**What is required:** Switch "value-help-icon" to "lookup-icon" in the items from the beginning through the line containing "328, 1056, 342]", inclusive, and write out those lines again with everything else unchanged.

[Element placement data]

* * * * *

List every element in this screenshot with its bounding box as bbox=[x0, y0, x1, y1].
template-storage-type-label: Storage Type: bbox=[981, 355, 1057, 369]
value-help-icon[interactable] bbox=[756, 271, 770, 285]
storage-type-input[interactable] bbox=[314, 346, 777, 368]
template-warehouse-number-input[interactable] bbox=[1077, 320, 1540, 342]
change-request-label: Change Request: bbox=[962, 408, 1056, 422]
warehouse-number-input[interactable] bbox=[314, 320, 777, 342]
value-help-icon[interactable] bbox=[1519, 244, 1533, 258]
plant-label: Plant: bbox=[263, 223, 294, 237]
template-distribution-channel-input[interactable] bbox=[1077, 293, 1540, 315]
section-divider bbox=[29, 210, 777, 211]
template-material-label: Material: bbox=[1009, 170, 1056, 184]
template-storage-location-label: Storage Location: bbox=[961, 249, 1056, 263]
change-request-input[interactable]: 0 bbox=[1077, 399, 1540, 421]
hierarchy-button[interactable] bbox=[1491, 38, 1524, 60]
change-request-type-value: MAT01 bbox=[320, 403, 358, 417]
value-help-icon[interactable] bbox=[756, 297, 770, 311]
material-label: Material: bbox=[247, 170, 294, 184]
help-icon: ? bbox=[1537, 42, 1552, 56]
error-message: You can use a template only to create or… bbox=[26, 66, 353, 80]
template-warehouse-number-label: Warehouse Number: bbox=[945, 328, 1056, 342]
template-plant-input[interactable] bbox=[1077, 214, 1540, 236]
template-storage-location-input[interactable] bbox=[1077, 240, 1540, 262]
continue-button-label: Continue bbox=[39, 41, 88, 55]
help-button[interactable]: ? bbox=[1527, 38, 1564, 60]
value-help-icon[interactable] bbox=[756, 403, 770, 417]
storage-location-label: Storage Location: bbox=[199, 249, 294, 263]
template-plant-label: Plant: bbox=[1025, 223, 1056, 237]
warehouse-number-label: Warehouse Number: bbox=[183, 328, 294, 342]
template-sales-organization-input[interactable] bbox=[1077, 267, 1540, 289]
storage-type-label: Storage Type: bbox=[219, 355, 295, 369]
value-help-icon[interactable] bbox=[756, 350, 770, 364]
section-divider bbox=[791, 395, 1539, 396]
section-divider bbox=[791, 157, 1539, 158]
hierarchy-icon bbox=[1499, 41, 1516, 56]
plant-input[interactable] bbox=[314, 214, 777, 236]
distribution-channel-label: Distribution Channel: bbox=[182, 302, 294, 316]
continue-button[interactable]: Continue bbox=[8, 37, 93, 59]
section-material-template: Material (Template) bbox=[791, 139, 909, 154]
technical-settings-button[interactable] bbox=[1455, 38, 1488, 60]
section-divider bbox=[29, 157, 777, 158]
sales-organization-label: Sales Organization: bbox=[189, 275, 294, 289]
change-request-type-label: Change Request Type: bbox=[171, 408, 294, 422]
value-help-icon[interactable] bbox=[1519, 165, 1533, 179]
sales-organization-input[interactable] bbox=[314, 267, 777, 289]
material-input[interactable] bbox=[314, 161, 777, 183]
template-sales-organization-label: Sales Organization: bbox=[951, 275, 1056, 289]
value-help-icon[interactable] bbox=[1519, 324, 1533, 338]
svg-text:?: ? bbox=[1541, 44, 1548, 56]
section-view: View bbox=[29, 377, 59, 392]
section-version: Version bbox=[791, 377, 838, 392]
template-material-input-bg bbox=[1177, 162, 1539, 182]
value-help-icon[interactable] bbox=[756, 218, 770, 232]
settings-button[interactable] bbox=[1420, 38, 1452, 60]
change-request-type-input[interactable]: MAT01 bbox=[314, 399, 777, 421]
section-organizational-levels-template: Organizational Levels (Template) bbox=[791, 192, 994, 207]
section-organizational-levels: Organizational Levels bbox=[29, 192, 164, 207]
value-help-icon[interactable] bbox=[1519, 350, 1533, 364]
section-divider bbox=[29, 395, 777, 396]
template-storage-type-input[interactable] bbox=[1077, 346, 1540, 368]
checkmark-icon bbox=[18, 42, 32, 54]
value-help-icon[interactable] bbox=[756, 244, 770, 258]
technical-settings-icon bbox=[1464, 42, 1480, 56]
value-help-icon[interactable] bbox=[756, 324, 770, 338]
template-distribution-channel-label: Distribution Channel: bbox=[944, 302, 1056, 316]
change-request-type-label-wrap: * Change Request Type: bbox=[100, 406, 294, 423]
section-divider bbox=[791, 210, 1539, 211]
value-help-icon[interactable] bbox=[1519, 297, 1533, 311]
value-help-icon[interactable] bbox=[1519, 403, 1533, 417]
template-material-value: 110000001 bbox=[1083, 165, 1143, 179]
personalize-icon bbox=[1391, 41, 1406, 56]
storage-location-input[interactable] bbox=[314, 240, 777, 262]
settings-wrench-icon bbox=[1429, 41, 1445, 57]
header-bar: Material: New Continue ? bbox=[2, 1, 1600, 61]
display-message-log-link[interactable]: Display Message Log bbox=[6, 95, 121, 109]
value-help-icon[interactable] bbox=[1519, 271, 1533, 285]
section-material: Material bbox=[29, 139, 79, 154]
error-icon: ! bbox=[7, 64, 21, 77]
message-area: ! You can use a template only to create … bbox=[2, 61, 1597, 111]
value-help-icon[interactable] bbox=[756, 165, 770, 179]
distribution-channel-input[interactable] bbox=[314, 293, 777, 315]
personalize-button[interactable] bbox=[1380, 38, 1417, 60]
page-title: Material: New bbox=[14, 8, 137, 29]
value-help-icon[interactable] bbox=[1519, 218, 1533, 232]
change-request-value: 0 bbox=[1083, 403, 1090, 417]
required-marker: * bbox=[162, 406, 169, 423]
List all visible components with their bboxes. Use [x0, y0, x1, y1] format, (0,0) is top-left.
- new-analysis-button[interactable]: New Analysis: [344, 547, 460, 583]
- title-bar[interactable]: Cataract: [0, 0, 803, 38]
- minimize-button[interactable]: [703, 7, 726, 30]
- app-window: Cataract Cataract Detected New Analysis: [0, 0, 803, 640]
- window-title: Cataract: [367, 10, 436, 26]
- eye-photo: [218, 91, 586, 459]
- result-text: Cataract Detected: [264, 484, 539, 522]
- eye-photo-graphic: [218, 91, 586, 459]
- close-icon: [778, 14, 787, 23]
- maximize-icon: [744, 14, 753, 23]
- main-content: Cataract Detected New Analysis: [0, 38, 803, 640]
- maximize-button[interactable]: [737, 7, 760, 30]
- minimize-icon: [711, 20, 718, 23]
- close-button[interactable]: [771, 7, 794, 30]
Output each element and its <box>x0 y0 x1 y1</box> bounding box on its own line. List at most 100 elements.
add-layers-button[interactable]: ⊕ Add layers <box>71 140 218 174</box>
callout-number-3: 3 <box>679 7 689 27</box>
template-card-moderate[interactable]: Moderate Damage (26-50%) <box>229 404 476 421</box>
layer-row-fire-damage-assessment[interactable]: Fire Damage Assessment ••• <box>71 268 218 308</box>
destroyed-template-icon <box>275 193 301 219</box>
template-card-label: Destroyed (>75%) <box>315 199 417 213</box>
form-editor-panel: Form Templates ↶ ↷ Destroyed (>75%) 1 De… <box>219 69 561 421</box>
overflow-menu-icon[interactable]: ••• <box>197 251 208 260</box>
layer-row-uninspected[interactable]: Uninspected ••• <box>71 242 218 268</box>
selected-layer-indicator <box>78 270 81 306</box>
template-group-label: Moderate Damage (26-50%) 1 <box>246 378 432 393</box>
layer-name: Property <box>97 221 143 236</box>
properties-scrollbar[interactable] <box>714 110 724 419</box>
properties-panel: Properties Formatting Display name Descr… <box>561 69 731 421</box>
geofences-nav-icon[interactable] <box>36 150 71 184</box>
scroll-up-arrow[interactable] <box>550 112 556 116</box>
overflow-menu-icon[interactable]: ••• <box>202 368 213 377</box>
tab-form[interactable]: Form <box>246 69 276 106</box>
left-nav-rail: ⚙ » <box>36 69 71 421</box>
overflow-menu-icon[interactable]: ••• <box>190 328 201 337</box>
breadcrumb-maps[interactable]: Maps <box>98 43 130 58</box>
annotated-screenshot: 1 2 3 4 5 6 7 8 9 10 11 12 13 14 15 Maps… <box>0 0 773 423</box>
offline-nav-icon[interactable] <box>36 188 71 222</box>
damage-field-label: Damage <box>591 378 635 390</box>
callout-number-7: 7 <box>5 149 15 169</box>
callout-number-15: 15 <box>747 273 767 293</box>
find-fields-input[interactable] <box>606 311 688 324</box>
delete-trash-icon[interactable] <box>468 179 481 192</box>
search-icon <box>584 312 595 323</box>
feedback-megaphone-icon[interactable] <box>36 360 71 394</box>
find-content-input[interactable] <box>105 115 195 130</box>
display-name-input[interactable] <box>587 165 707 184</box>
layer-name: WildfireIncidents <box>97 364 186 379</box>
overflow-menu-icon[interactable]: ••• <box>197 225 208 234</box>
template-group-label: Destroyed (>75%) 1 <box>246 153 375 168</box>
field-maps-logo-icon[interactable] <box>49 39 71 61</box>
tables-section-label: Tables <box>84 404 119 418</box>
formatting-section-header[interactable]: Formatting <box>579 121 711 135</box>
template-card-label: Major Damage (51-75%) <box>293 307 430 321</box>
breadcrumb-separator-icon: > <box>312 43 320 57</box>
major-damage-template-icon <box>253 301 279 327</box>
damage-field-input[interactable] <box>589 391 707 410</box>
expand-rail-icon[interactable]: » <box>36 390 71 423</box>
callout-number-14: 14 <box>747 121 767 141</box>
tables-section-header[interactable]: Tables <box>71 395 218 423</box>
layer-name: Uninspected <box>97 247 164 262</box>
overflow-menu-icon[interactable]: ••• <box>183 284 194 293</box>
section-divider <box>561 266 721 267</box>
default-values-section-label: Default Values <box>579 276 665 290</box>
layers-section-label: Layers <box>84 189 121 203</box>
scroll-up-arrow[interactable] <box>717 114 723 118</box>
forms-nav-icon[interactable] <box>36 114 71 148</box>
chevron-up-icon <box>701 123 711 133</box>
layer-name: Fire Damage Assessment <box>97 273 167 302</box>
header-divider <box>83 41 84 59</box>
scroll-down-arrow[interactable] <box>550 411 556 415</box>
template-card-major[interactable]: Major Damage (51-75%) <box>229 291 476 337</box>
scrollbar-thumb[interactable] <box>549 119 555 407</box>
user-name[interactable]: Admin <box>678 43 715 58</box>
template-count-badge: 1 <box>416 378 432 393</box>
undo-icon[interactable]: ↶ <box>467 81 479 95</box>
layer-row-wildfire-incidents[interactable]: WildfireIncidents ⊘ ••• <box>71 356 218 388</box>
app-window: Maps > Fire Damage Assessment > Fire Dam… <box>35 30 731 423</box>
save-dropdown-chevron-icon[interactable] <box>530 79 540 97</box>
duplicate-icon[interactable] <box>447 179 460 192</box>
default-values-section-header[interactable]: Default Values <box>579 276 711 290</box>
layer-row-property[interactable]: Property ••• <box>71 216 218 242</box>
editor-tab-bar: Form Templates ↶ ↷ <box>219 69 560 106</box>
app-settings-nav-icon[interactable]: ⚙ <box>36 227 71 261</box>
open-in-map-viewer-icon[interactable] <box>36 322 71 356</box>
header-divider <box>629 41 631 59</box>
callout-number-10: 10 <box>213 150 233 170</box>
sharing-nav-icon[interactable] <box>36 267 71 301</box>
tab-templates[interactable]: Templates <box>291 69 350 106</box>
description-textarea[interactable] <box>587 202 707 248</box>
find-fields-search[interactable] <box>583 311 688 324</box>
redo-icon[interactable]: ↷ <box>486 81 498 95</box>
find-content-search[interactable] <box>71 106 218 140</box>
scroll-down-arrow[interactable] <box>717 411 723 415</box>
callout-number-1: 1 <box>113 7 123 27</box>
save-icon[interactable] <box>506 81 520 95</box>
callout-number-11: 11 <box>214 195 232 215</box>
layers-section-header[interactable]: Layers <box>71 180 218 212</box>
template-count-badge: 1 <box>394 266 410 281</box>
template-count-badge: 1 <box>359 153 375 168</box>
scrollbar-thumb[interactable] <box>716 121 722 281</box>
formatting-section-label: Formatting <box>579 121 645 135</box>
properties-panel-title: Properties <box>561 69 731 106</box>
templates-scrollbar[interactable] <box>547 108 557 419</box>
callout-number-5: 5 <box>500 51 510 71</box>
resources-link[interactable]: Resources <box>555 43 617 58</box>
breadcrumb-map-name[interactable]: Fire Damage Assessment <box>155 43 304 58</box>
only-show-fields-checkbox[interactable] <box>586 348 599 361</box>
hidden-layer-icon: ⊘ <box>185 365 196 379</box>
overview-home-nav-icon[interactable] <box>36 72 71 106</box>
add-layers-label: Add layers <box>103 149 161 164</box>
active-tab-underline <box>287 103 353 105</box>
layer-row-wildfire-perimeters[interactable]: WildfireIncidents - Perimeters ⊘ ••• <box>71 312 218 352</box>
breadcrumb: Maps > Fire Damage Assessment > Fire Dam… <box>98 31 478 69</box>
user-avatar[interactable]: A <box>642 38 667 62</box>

* * * * *

**Task output:**
List every element in this screenshot with its bounding box as bbox=[x0, y0, x1, y1].
template-storage-type-label: Storage Type: bbox=[981, 355, 1057, 369]
lookup-icon[interactable] bbox=[756, 271, 770, 285]
storage-type-input[interactable] bbox=[314, 346, 777, 368]
template-warehouse-number-input[interactable] bbox=[1077, 320, 1540, 342]
change-request-label: Change Request: bbox=[962, 408, 1056, 422]
warehouse-number-input[interactable] bbox=[314, 320, 777, 342]
lookup-icon[interactable] bbox=[1519, 244, 1533, 258]
plant-label: Plant: bbox=[263, 223, 294, 237]
template-distribution-channel-input[interactable] bbox=[1077, 293, 1540, 315]
section-divider bbox=[29, 210, 777, 211]
template-material-label: Material: bbox=[1009, 170, 1056, 184]
template-storage-location-label: Storage Location: bbox=[961, 249, 1056, 263]
change-request-input[interactable]: 0 bbox=[1077, 399, 1540, 421]
hierarchy-button[interactable] bbox=[1491, 38, 1524, 60]
change-request-type-value: MAT01 bbox=[320, 403, 358, 417]
lookup-icon[interactable] bbox=[756, 297, 770, 311]
material-label: Material: bbox=[247, 170, 294, 184]
help-icon: ? bbox=[1537, 42, 1552, 56]
error-message: You can use a template only to create or… bbox=[26, 66, 353, 80]
template-warehouse-number-label: Warehouse Number: bbox=[945, 328, 1056, 342]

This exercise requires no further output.